(Excerpt from a dataset)
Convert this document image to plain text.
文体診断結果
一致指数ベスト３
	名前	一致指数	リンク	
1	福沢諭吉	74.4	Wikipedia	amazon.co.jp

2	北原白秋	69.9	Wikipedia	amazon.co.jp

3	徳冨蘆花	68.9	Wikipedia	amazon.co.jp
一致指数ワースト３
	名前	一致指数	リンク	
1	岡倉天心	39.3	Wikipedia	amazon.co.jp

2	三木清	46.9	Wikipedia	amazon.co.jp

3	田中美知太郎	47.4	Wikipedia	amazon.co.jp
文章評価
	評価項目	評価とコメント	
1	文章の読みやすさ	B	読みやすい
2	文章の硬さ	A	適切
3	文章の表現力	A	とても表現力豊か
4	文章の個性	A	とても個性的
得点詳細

_WHAT YOU NEED TO DO_: Output a single number: how many lines contain the word "amazon".

_FULL SOLUTION_: 6